- **What is being asked**:
Below you will find a set of lines. Repeat them all exactly.

»»

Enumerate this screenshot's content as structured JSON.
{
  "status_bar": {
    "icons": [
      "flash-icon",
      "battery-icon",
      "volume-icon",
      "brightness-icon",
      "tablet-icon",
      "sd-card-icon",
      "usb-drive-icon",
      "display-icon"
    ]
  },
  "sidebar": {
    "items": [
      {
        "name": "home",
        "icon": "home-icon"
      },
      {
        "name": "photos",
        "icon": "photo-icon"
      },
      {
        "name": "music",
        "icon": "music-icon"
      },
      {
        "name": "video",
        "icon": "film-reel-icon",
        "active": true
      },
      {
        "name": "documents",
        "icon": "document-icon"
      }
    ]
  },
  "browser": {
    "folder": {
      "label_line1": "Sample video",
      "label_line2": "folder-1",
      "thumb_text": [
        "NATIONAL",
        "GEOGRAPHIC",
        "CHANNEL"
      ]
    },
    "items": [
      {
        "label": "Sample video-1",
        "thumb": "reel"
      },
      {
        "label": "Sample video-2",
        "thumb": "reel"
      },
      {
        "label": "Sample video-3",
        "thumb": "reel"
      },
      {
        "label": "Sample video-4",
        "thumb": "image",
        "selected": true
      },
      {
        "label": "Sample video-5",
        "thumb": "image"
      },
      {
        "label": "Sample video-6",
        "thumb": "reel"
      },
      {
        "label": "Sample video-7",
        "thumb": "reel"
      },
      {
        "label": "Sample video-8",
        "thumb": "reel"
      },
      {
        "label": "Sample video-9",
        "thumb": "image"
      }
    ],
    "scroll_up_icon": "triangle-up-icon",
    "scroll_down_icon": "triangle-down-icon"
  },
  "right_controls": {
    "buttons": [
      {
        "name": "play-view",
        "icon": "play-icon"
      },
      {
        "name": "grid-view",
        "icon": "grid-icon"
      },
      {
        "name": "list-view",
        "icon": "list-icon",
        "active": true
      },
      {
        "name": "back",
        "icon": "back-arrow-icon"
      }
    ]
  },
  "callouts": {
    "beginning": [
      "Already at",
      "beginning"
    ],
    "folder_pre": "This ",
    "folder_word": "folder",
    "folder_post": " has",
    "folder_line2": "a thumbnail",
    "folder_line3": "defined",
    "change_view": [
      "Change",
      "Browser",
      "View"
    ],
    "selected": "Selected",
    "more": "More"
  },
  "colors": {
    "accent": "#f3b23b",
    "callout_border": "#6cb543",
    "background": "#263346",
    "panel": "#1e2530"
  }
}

««

- **Written response**:
Enumerate this screenshot's content as structured JSON.
{
  "status_bar": {
    "icons": [
      "flash-icon",
      "battery-icon",
      "volume-icon",
      "brightness-icon",
      "tablet-icon",
      "sd-card-icon",
      "usb-drive-icon",
      "display-icon"
    ]
  },
  "sidebar": {
    "items": [
      {
        "name": "home",
        "icon": "home-icon"
      },
      {
        "name": "photos",
        "icon": "photo-icon"
      },
      {
        "name": "music",
        "icon": "music-icon"
      },
      {
        "name": "video",
        "icon": "film-reel-icon",
        "active": true
      },
      {
        "name": "documents",
        "icon": "document-icon"
      }
    ]
  },
  "browser": {
    "folder": {
      "label_line1": "Sample video",
      "label_line2": "folder-1",
      "thumb_text": [
        "NATIONAL",
        "GEOGRAPHIC",
        "CHANNEL"
      ]
    },
    "items": [
      {
        "label": "Sample video-1",
        "thumb": "reel"
      },
      {
        "label": "Sample video-2",
        "thumb": "reel"
      },
      {
        "label": "Sample video-3",
        "thumb": "reel"
      },
      {
        "label": "Sample video-4",
        "thumb": "image",
        "selected": true
      },
      {
        "label": "Sample video-5",
        "thumb": "image"
      },
      {
        "label": "Sample video-6",
        "thumb": "reel"
      },
      {
        "label": "Sample video-7",
        "thumb": "reel"
      },
      {
        "label": "Sample video-8",
        "thumb": "reel"
      },
      {
        "label": "Sample video-9",
        "thumb": "image"
      }
    ],
    "scroll_up_icon": "triangle-up-icon",
    "scroll_down_icon": "triangle-down-icon"
  },
  "right_controls": {
    "buttons": [
      {
        "name": "play-view",
        "icon": "play-icon"
      },
      {
        "name": "grid-view",
        "icon": "grid-icon"
      },
      {
        "name": "list-view",
        "icon": "list-icon",
        "active": true
      },
      {
        "name": "back",
        "icon": "back-arrow-icon"
      }
    ]
  },
  "callouts": {
    "beginning": [
      "Already at",
      "beginning"
    ],
    "folder_pre": "This ",
    "folder_word": "folder",
    "folder_post": " has",
    "folder_line2": "a thumbnail",
    "folder_line3": "defined",
    "change_view": [
      "Change",
      "Browser",
      "View"
    ],
    "selected": "Selected",
    "more": "More"
  },
  "colors": {
    "accent": "#f3b23b",
    "callout_border": "#6cb543",
    "background": "#263346",
    "panel": "#1e2530"
  }
}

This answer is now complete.